### WHAT NEEDS TO BE DONE
The records that follow are to be transcribed in full, without their images.

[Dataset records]
· · ·
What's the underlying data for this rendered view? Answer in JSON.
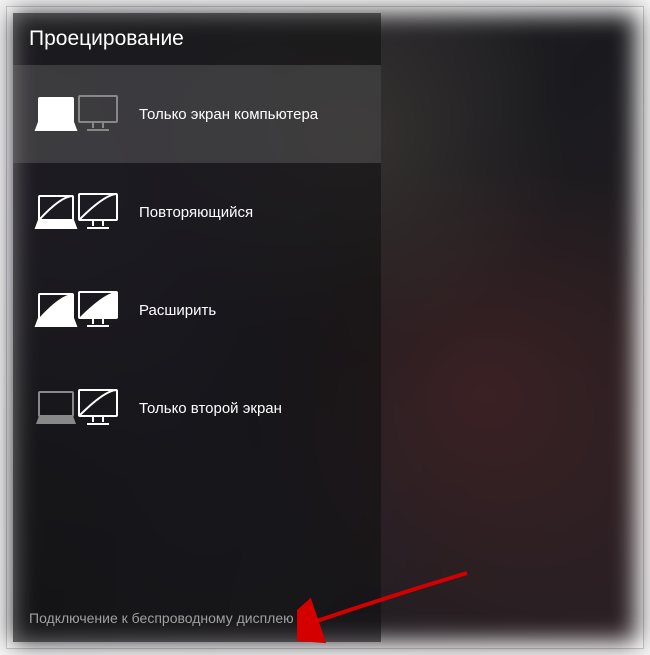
{
  "panel": {
    "title": "Проецирование",
    "options": [
      {
        "label": "Только экран компьютера"
      },
      {
        "label": "Повторяющийся"
      },
      {
        "label": "Расширить"
      },
      {
        "label": "Только второй экран"
      }
    ],
    "footer_link": "Подключение к беспроводному дисплею"
  }
}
· · ·
### SOLVED EXERCISE
What's the underlying data for this rendered view? Answer in JSON.
{
  "panel": {
    "title": "Проецирование",
    "options": [
      {
        "label": "Только экран компьютера"
      },
      {
        "label": "Повторяющийся"
      },
      {
        "label": "Расширить"
      },
      {
        "label": "Только второй экран"
      }
    ],
    "footer_link": "Подключение к беспроводному дисплею"
  }
}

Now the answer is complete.